# [Given request]
The answer is one number: how many lines in the data below hold "list".

# [Material provided]
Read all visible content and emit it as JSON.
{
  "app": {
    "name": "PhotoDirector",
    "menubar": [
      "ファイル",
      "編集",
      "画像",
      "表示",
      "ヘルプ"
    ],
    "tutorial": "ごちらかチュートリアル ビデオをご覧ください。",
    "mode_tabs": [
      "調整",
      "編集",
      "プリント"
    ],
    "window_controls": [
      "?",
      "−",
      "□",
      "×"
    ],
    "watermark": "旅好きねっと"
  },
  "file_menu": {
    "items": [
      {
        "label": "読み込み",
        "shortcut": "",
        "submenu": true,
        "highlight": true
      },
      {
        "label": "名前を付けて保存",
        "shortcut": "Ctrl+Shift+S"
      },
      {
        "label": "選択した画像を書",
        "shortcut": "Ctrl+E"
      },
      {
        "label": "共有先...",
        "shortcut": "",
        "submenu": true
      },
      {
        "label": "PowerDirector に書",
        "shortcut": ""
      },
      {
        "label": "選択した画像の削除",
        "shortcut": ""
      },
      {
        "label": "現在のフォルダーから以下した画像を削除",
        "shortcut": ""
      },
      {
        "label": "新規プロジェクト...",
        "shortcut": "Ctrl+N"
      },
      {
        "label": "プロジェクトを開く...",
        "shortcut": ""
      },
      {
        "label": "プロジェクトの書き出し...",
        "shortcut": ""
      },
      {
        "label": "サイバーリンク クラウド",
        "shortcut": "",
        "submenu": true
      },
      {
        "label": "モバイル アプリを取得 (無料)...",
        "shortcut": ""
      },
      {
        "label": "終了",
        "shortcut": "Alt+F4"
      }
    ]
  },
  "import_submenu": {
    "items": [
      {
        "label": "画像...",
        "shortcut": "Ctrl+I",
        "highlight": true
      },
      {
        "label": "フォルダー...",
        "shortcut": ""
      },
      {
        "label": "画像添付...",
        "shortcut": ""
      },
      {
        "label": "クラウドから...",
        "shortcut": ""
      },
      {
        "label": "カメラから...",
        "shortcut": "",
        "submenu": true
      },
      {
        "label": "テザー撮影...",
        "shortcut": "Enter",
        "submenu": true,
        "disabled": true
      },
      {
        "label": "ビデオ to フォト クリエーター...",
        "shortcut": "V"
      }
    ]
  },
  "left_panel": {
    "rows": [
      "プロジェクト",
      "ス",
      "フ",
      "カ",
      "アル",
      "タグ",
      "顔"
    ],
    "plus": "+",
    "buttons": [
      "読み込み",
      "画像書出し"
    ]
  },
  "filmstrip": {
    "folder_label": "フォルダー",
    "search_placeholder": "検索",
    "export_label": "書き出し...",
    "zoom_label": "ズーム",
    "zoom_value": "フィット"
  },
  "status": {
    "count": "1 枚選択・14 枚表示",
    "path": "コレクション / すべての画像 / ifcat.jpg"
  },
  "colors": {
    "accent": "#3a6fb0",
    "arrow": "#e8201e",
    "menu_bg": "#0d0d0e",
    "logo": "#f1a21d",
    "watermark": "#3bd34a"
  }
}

* * *

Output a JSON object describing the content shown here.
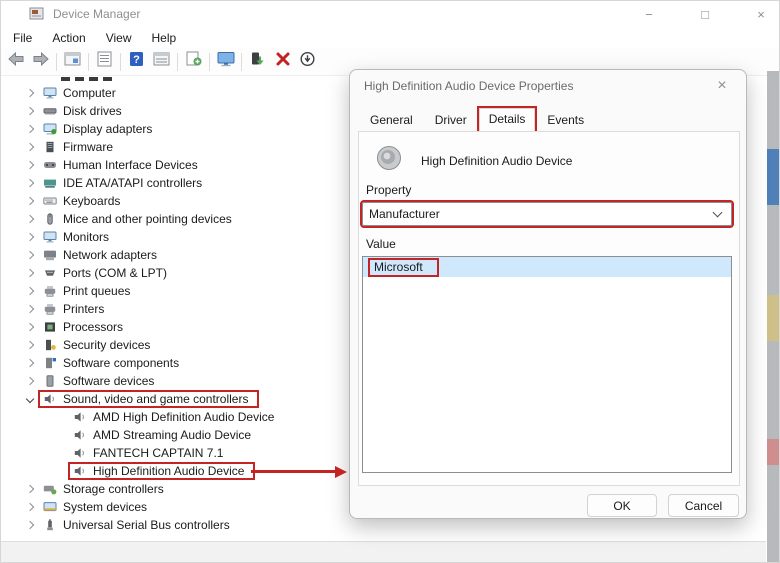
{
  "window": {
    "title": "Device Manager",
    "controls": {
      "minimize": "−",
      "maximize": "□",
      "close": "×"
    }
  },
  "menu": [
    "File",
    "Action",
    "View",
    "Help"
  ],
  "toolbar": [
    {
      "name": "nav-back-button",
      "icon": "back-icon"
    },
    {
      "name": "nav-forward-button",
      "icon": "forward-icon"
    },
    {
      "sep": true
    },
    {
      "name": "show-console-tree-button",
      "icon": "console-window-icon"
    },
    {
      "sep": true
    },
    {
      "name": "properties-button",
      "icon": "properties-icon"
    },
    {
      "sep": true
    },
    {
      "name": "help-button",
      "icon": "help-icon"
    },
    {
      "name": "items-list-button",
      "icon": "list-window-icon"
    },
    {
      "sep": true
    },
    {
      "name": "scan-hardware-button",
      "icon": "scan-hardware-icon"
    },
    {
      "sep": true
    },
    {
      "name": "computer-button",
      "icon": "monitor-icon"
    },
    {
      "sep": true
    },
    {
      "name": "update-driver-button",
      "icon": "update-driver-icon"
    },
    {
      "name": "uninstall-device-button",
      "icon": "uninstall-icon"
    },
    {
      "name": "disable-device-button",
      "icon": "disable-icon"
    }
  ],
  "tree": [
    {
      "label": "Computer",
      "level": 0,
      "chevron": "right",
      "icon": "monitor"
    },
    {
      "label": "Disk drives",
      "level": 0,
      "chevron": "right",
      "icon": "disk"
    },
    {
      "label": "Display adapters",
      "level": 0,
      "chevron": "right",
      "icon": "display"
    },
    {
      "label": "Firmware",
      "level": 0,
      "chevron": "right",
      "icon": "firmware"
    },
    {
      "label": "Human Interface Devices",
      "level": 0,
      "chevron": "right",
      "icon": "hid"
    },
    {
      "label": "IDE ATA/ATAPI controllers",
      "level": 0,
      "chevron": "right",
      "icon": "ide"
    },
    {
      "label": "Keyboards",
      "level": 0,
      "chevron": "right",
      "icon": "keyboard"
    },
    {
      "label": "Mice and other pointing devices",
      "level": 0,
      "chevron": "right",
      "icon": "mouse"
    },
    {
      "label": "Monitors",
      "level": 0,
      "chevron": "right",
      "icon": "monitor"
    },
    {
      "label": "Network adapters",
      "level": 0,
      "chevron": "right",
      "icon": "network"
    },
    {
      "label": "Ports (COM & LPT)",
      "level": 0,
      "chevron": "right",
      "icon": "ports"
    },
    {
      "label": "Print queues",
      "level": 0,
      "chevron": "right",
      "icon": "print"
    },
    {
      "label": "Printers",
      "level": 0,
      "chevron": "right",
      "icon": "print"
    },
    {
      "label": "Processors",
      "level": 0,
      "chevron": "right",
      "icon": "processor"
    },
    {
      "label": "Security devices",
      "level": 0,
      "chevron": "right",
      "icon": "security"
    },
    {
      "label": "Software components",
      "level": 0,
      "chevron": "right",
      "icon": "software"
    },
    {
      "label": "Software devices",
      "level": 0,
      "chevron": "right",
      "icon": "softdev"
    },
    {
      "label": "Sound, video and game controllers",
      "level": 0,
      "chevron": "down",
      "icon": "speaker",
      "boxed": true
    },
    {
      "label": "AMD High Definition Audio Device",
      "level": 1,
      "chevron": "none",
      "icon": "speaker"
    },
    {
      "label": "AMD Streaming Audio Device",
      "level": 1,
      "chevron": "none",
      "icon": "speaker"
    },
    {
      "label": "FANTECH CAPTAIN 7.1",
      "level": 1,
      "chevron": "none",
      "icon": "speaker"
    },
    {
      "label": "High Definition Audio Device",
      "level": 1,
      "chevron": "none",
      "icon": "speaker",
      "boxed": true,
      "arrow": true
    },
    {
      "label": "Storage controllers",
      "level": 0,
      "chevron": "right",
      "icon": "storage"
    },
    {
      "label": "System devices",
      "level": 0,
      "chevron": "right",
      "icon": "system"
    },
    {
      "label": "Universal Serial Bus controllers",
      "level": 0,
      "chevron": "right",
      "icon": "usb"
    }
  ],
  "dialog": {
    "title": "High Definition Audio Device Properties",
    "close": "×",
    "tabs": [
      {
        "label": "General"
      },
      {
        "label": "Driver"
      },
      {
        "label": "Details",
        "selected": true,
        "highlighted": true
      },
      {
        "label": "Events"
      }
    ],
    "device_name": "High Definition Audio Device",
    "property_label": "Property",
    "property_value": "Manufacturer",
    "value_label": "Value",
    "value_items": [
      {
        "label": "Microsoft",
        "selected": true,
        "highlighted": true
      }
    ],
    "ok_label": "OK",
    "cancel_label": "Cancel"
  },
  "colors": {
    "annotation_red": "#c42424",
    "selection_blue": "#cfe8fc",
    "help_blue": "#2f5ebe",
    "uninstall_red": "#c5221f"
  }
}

# [Task answer]
2